** begin LISTED RECORDS **

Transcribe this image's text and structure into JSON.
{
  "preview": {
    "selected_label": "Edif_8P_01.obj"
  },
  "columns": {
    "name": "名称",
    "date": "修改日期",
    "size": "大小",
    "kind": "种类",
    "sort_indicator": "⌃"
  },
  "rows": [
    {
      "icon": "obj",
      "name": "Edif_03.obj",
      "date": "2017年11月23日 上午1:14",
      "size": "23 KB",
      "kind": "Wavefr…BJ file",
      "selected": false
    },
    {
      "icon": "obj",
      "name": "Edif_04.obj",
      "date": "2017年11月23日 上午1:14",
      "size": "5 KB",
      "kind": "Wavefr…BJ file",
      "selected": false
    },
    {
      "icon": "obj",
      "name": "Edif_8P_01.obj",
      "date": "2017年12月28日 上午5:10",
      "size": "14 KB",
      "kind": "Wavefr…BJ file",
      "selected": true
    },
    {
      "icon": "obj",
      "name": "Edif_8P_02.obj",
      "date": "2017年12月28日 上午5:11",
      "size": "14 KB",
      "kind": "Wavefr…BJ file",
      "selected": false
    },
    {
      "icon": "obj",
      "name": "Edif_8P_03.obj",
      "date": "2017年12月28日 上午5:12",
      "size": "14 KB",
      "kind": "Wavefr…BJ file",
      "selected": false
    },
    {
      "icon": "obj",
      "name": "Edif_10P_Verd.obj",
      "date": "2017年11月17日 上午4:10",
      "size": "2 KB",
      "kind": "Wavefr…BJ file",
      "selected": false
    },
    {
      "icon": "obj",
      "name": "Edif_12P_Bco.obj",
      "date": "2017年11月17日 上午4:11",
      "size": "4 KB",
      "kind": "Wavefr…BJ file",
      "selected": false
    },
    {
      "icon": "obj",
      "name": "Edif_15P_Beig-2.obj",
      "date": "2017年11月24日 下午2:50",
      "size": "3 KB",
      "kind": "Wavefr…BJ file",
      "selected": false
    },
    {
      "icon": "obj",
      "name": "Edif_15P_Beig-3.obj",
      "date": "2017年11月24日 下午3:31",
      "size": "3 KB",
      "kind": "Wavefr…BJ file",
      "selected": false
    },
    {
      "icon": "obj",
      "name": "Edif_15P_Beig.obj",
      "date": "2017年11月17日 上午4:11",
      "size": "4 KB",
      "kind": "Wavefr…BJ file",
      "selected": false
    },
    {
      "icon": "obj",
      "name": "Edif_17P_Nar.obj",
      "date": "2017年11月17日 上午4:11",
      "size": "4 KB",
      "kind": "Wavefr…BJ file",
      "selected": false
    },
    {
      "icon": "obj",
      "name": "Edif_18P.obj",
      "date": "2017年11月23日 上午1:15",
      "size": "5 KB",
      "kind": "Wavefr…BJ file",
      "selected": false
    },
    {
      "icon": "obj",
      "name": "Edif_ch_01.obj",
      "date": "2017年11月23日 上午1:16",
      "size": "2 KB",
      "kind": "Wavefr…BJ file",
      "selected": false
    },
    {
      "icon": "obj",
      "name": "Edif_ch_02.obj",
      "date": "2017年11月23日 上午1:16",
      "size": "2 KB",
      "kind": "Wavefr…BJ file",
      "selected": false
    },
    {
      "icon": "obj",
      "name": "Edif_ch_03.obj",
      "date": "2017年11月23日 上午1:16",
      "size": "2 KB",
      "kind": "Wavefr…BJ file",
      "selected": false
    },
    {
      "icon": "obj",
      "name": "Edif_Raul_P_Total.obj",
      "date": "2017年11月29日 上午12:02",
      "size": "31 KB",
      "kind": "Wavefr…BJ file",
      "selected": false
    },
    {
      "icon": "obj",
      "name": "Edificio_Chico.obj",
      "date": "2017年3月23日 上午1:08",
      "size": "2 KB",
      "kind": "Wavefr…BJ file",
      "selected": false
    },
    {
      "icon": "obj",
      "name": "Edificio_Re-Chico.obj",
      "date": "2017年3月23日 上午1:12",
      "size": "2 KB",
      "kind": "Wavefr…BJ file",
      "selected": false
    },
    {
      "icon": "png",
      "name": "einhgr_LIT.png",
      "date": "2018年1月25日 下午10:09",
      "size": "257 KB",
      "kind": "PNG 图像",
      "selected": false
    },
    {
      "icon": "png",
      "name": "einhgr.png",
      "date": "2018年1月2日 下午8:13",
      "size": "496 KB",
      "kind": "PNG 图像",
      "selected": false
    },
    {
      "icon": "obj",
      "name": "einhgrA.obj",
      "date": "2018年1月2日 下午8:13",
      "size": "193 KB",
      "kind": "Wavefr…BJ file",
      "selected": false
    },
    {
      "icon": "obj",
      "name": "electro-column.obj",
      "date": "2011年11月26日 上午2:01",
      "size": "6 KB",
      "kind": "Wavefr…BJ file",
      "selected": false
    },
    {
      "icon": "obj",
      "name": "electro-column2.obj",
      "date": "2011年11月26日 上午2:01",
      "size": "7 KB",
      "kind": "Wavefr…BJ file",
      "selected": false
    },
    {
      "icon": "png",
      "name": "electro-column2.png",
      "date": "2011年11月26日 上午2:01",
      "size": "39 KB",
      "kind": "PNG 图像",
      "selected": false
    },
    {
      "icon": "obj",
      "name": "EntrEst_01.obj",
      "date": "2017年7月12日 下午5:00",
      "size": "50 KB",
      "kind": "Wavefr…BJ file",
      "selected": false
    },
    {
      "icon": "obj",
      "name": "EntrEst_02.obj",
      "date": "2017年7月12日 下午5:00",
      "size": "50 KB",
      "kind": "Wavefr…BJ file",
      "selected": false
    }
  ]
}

** end LISTED RECORDS **

→ **WHAT IS EXPECTED**: Copy out each line exactly as written.

→ **PROBLEM SOLUTION**:
Transcribe this image's text and structure into JSON.
{
  "preview": {
    "selected_label": "Edif_8P_01.obj"
  },
  "columns": {
    "name": "名称",
    "date": "修改日期",
    "size": "大小",
    "kind": "种类",
    "sort_indicator": "⌃"
  },
  "rows": [
    {
      "icon": "obj",
      "name": "Edif_03.obj",
      "date": "2017年11月23日 上午1:14",
      "size": "23 KB",
      "kind": "Wavefr…BJ file",
      "selected": false
    },
    {
      "icon": "obj",
      "name": "Edif_04.obj",
      "date": "2017年11月23日 上午1:14",
      "size": "5 KB",
      "kind": "Wavefr…BJ file",
      "selected": false
    },
    {
      "icon": "obj",
      "name": "Edif_8P_01.obj",
      "date": "2017年12月28日 上午5:10",
      "size": "14 KB",
      "kind": "Wavefr…BJ file",
      "selected": true
    },
    {
      "icon": "obj",
      "name": "Edif_8P_02.obj",
      "date": "2017年12月28日 上午5:11",
      "size": "14 KB",
      "kind": "Wavefr…BJ file",
      "selected": false
    },
    {
      "icon": "obj",
      "name": "Edif_8P_03.obj",
      "date": "2017年12月28日 上午5:12",
      "size": "14 KB",
      "kind": "Wavefr…BJ file",
      "selected": false
    },
    {
      "icon": "obj",
      "name": "Edif_10P_Verd.obj",
      "date": "2017年11月17日 上午4:10",
      "size": "2 KB",
      "kind": "Wavefr…BJ file",
      "selected": false
    },
    {
      "icon": "obj",
      "name": "Edif_12P_Bco.obj",
      "date": "2017年11月17日 上午4:11",
      "size": "4 KB",
      "kind": "Wavefr…BJ file",
      "selected": false
    },
    {
      "icon": "obj",
      "name": "Edif_15P_Beig-2.obj",
      "date": "2017年11月24日 下午2:50",
      "size": "3 KB",
      "kind": "Wavefr…BJ file",
      "selected": false
    },
    {
      "icon": "obj",
      "name": "Edif_15P_Beig-3.obj",
      "date": "2017年11月24日 下午3:31",
      "size": "3 KB",
      "kind": "Wavefr…BJ file",
      "selected": false
    },
    {
      "icon": "obj",
      "name": "Edif_15P_Beig.obj",
      "date": "2017年11月17日 上午4:11",
      "size": "4 KB",
      "kind": "Wavefr…BJ file",
      "selected": false
    },
    {
      "icon": "obj",
      "name": "Edif_17P_Nar.obj",
      "date": "2017年11月17日 上午4:11",
      "size": "4 KB",
      "kind": "Wavefr…BJ file",
      "selected": false
    },
    {
      "icon": "obj",
      "name": "Edif_18P.obj",
      "date": "2017年11月23日 上午1:15",
      "size": "5 KB",
      "kind": "Wavefr…BJ file",
      "selected": false
    },
    {
      "icon": "obj",
      "name": "Edif_ch_01.obj",
      "date": "2017年11月23日 上午1:16",
      "size": "2 KB",
      "kind": "Wavefr…BJ file",
      "selected": false
    },
    {
      "icon": "obj",
      "name": "Edif_ch_02.obj",
      "date": "2017年11月23日 上午1:16",
      "size": "2 KB",
      "kind": "Wavefr…BJ file",
      "selected": false
    },
    {
      "icon": "obj",
      "name": "Edif_ch_03.obj",
      "date": "2017年11月23日 上午1:16",
      "size": "2 KB",
      "kind": "Wavefr…BJ file",
      "selected": false
    },
    {
      "icon": "obj",
      "name": "Edif_Raul_P_Total.obj",
      "date": "2017年11月29日 上午12:02",
      "size": "31 KB",
      "kind": "Wavefr…BJ file",
      "selected": false
    },
    {
      "icon": "obj",
      "name": "Edificio_Chico.obj",
      "date": "2017年3月23日 上午1:08",
      "size": "2 KB",
      "kind": "Wavefr…BJ file",
      "selected": false
    },
    {
      "icon": "obj",
      "name": "Edificio_Re-Chico.obj",
      "date": "2017年3月23日 上午1:12",
      "size": "2 KB",
      "kind": "Wavefr…BJ file",
      "selected": false
    },
    {
      "icon": "png",
      "name": "einhgr_LIT.png",
      "date": "2018年1月25日 下午10:09",
      "size": "257 KB",
      "kind": "PNG 图像",
      "selected": false
    },
    {
      "icon": "png",
      "name": "einhgr.png",
      "date": "2018年1月2日 下午8:13",
      "size": "496 KB",
      "kind": "PNG 图像",
      "selected": false
    },
    {
      "icon": "obj",
      "name": "einhgrA.obj",
      "date": "2018年1月2日 下午8:13",
      "size": "193 KB",
      "kind": "Wavefr…BJ file",
      "selected": false
    },
    {
      "icon": "obj",
      "name": "electro-column.obj",
      "date": "2011年11月26日 上午2:01",
      "size": "6 KB",
      "kind": "Wavefr…BJ file",
      "selected": false
    },
    {
      "icon": "obj",
      "name": "electro-column2.obj",
      "date": "2011年11月26日 上午2:01",
      "size": "7 KB",
      "kind": "Wavefr…BJ file",
      "selected": false
    },
    {
      "icon": "png",
      "name": "electro-column2.png",
      "date": "2011年11月26日 上午2:01",
      "size": "39 KB",
      "kind": "PNG 图像",
      "selected": false
    },
    {
      "icon": "obj",
      "name": "EntrEst_01.obj",
      "date": "2017年7月12日 下午5:00",
      "size": "50 KB",
      "kind": "Wavefr…BJ file",
      "selected": false
    },
    {
      "icon": "obj",
      "name": "EntrEst_02.obj",
      "date": "2017年7月12日 下午5:00",
      "size": "50 KB",
      "kind": "Wavefr…BJ file",
      "selected": false
    }
  ]
}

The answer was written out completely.